(Data excerpts)

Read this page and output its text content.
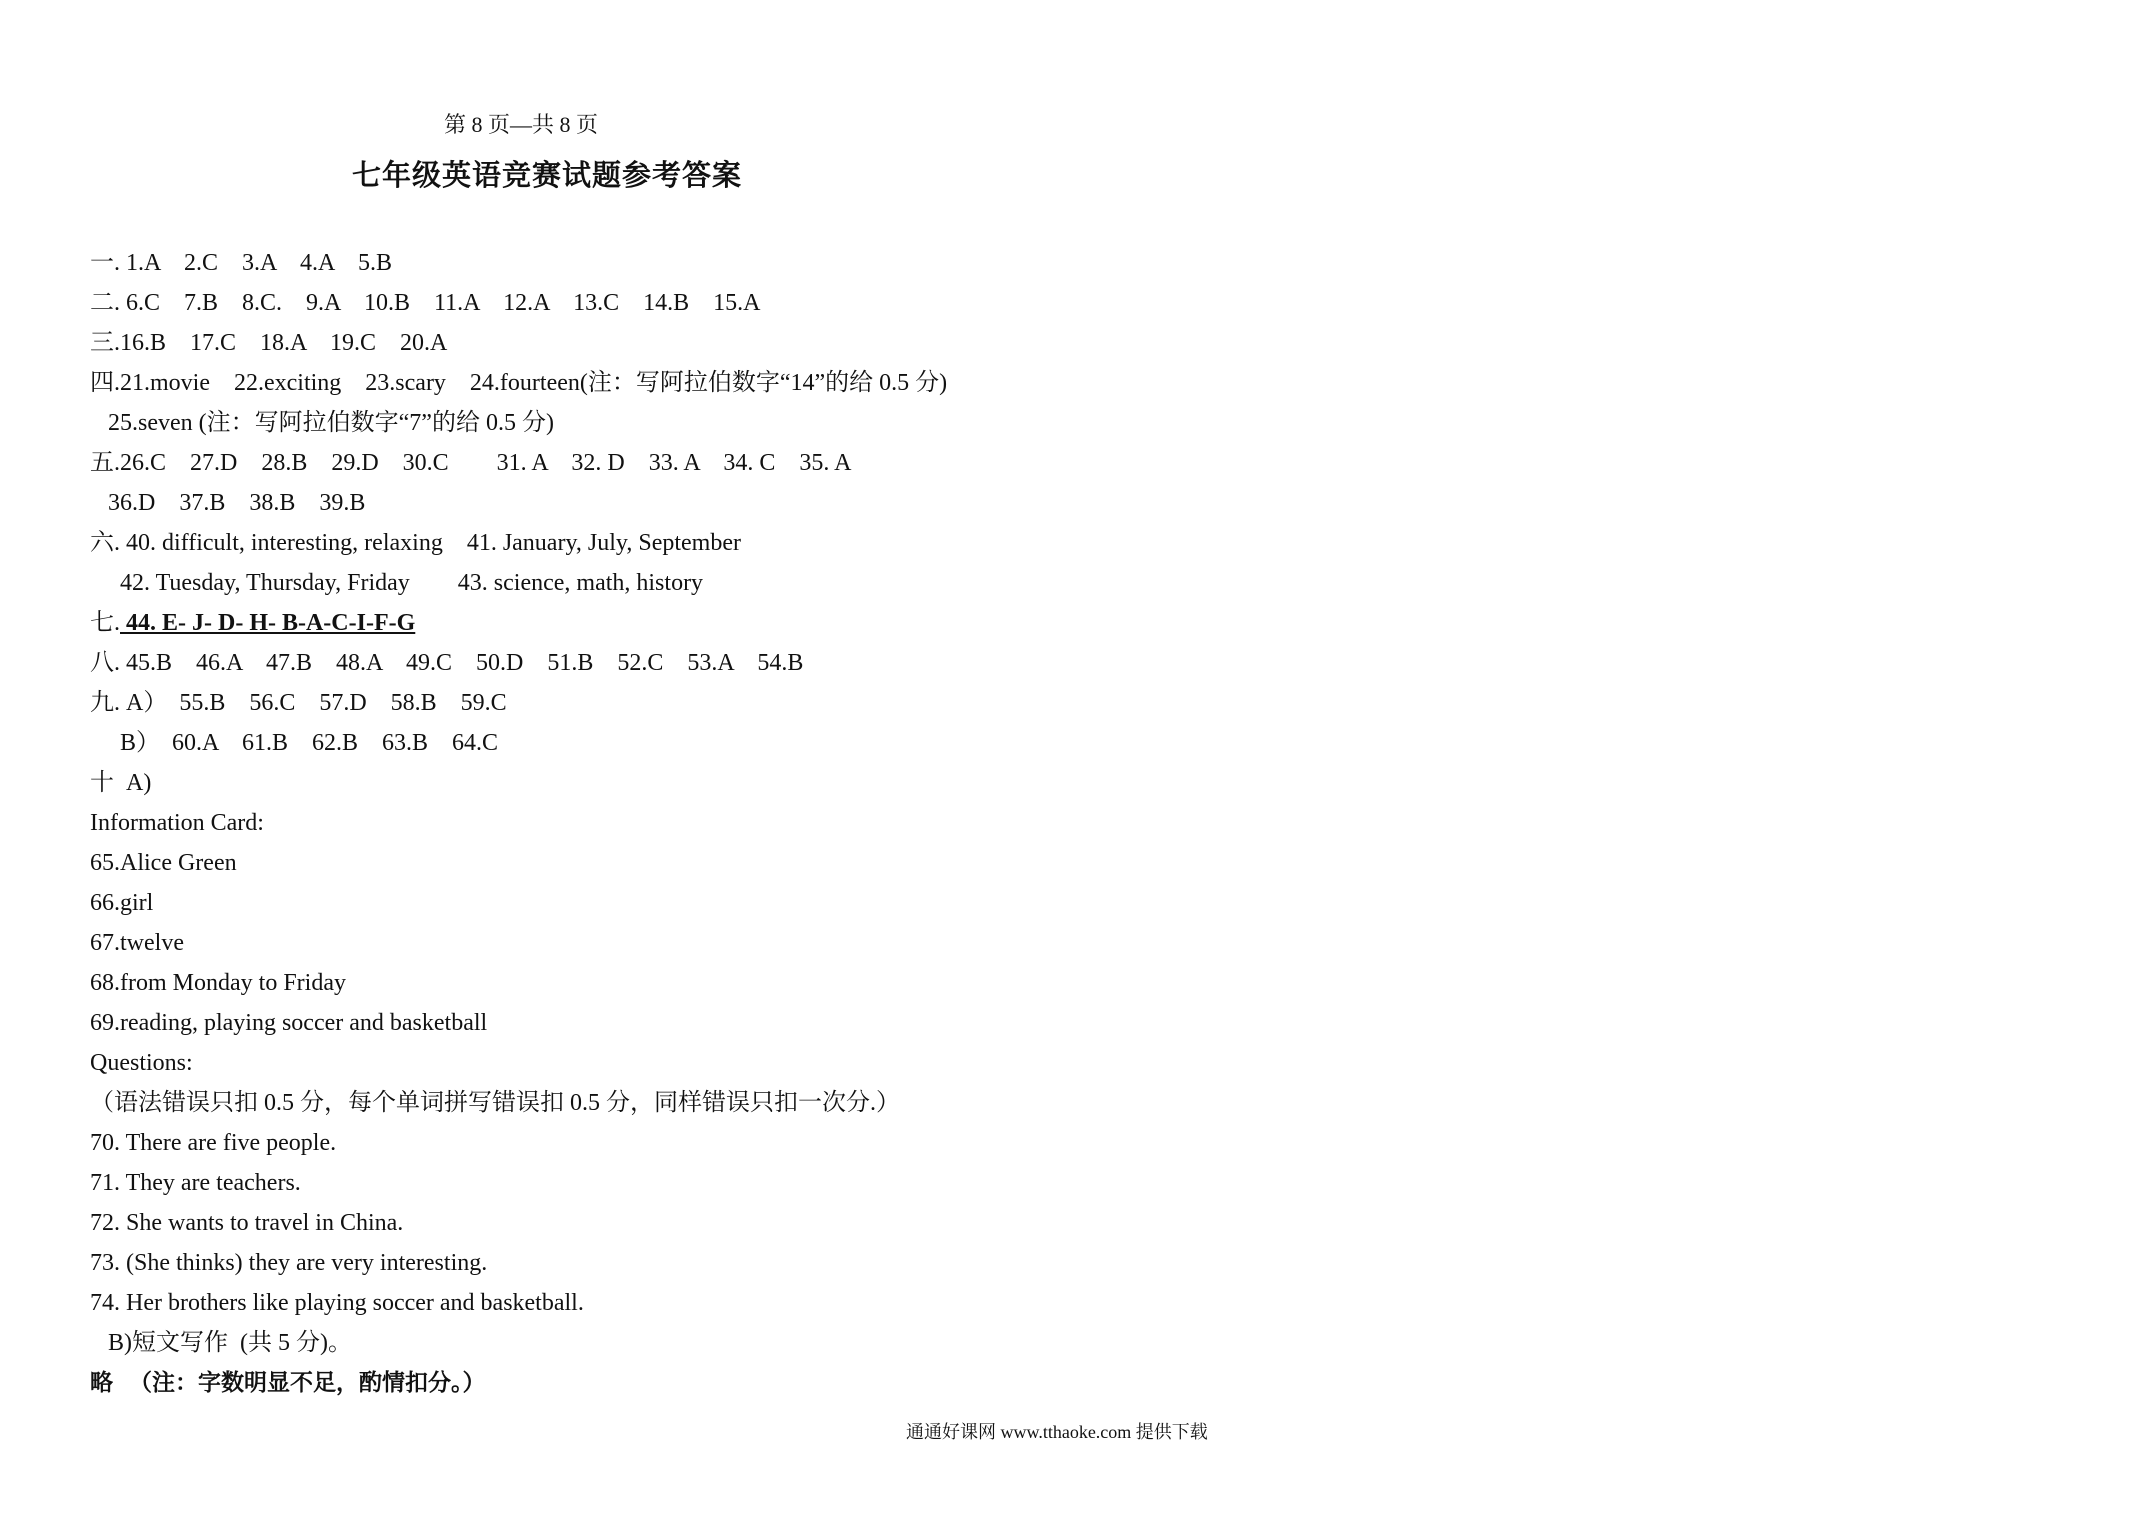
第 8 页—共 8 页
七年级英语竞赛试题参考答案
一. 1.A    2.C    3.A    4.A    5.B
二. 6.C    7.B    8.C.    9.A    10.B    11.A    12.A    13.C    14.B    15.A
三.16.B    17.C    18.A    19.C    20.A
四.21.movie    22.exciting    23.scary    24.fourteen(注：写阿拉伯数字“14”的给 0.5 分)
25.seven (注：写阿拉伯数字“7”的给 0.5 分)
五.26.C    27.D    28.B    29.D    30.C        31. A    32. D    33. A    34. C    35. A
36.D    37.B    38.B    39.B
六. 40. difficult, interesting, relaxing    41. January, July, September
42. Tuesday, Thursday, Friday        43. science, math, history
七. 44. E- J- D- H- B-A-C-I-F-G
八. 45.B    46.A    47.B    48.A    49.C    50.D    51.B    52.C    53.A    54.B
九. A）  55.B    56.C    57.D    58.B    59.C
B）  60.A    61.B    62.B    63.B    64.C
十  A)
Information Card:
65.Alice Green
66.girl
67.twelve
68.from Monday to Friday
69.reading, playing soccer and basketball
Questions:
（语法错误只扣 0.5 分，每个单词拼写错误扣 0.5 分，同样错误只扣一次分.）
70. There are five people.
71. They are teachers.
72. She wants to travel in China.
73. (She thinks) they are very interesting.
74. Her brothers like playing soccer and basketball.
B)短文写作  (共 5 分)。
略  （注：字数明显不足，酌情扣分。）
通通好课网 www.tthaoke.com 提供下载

TO BE DONE ->
Copy the records exactly as they appear, excluding images.

SOLUTION ->
Read this page and output its text content.
第 8 页—共 8 页
七年级英语竞赛试题参考答案
一. 1.A    2.C    3.A    4.A    5.B
二. 6.C    7.B    8.C.    9.A    10.B    11.A    12.A    13.C    14.B    15.A
三.16.B    17.C    18.A    19.C    20.A
四.21.movie    22.exciting    23.scary    24.fourteen(注：写阿拉伯数字“14”的给 0.5 分)
25.seven (注：写阿拉伯数字“7”的给 0.5 分)
五.26.C    27.D    28.B    29.D    30.C        31. A    32. D    33. A    34. C    35. A
36.D    37.B    38.B    39.B
六. 40. difficult, interesting, relaxing    41. January, July, September
42. Tuesday, Thursday, Friday        43. science, math, history
七. 44. E- J- D- H- B-A-C-I-F-G
八. 45.B    46.A    47.B    48.A    49.C    50.D    51.B    52.C    53.A    54.B
九. A）  55.B    56.C    57.D    58.B    59.C
B）  60.A    61.B    62.B    63.B    64.C
十  A)
Information Card:
65.Alice Green
66.girl
67.twelve
68.from Monday to Friday
69.reading, playing soccer and basketball
Questions:
（语法错误只扣 0.5 分，每个单词拼写错误扣 0.5 分，同样错误只扣一次分.）
70. There are five people.
71. They are teachers.
72. She wants to travel in China.
73. (She thinks) they are very interesting.
74. Her brothers like playing soccer and basketball.
B)短文写作  (共 5 分)。
略  （注：字数明显不足，酌情扣分。）
通通好课网 www.tthaoke.com 提供下载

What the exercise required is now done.